** Required tasks **
a. Reproduce the passage on the mask trial word for word, starting with "But if you had" and going on through "masks do anything.".
b. Summarize the passage on the mask trial in two sentences.

** Passage provided **
- - - - - - -

So just getting an additional 29% of people to wear masks helped to cut down the overall community spread of COVID a non-trivial amount.
I suspect that this result is mostly driven by mask wearing itself with a small contribution from the increased physical distancing that was observed in masked folks (although it’s impossible to parse that out).
But if you had told me before that this is the difference in masking numbers that we would see during the trial, I would have predicted a neutral result. To see this size of an increase in mask wearing lead to a decrease in COVID spread is surprising to me.
When you start to think about viral spread as a multiplicative event, it certainly makes me a little bit more supportive of masking (especially if higher numbers can be achieved) than I was before this study.
Cloth masks probably don’t do anything
All of that work getting people to wear cloth face coverings for the past year and a half may have been pointless. There’s no signal in this trial - again, the largest and most important mask trial ever done - that cloth masks do anything.
So it’s possible that we’ve been wearing the wrong masks this whole time.
We should stop focusing efforts to get people to wear cloth face coverings. The evidence that they do much isn’t there, and when confronted with new evidence, it’s reasonable for us to change our minds.
Before this study, I thought cloth masks were reasonable, but that opinion has shifted after this trial.
Older people derive the most benefit from masking
We’ve all heard that age puts you at greater risk for COVID, and this study is no different.
It’s not really all that surprising that older people had the largest benefit here - they were measuring symptomatic infection confirmed with bloodwork. So it may be possible that younger people had a decrease in COVID infection with masking, but due to a lower incidence of symptoms, the benefit on symptomatic infection wasn’t seen.

- - - - - - -

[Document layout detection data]

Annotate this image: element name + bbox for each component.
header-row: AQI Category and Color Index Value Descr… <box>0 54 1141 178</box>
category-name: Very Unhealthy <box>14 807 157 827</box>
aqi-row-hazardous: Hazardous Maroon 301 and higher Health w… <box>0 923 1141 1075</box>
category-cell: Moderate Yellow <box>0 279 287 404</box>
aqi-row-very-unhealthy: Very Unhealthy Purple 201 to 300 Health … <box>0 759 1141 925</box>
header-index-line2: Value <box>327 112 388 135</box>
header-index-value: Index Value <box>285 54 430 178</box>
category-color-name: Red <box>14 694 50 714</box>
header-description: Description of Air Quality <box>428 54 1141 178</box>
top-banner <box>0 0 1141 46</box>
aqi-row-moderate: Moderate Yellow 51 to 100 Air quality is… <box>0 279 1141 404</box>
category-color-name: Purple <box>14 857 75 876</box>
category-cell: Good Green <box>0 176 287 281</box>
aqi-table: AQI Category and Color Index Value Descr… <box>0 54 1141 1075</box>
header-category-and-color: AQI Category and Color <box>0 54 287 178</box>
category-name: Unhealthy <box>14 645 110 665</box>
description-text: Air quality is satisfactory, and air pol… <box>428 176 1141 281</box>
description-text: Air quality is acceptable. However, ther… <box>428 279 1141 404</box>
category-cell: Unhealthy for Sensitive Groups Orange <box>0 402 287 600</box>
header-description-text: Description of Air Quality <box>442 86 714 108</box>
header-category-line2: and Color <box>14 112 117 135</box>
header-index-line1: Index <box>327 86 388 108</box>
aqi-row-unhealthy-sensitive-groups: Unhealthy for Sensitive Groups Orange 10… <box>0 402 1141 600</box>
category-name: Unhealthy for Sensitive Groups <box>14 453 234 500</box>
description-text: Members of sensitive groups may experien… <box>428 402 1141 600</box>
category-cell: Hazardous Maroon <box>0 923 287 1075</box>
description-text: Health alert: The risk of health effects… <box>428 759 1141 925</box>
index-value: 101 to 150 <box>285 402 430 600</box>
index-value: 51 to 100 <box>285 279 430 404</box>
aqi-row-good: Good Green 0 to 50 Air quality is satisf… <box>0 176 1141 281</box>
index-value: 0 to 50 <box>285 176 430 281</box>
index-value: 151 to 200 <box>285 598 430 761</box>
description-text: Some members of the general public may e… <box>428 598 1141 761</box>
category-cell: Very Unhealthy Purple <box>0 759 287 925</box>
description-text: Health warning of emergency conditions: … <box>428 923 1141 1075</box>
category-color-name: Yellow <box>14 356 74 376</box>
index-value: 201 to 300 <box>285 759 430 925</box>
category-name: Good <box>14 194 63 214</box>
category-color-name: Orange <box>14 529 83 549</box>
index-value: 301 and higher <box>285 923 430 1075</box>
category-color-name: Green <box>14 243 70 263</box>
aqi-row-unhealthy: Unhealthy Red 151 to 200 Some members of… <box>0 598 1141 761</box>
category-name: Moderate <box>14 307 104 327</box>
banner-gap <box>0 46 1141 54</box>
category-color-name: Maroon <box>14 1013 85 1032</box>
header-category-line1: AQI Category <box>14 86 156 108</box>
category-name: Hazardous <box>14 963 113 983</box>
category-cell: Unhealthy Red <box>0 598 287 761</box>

- - - - - - -

** Answers given **
a.
But if you had told me before that this is the difference in masking numbers that we would see during the trial, I would have predicted a neutral result. To see this size of an increase in mask wearing lead to a decrease in COVID spread is surprising to me.
When you start to think about viral spread as a multiplicative event, it certainly makes me a little bit more supportive of masking (especially if higher numbers can be achieved) than I was before this study.
Cloth masks probably don’t do anything
All of that work getting people to wear cloth face coverings for the past year and a half may have been pointless. There’s no signal in this trial - again, the largest and most important mask trial ever done - that cloth masks do anything.

b. Getting an additional 29% of people to wear masks cut community spread of COVID by a non-trivial amount, which the writer found surprising and which made the writer somewhat more supportive of masking. The trial showed no signal that cloth masks do anything, and older people derived the most benefit from masking, possibly because the study measured symptomatic infection confirmed with bloodwork.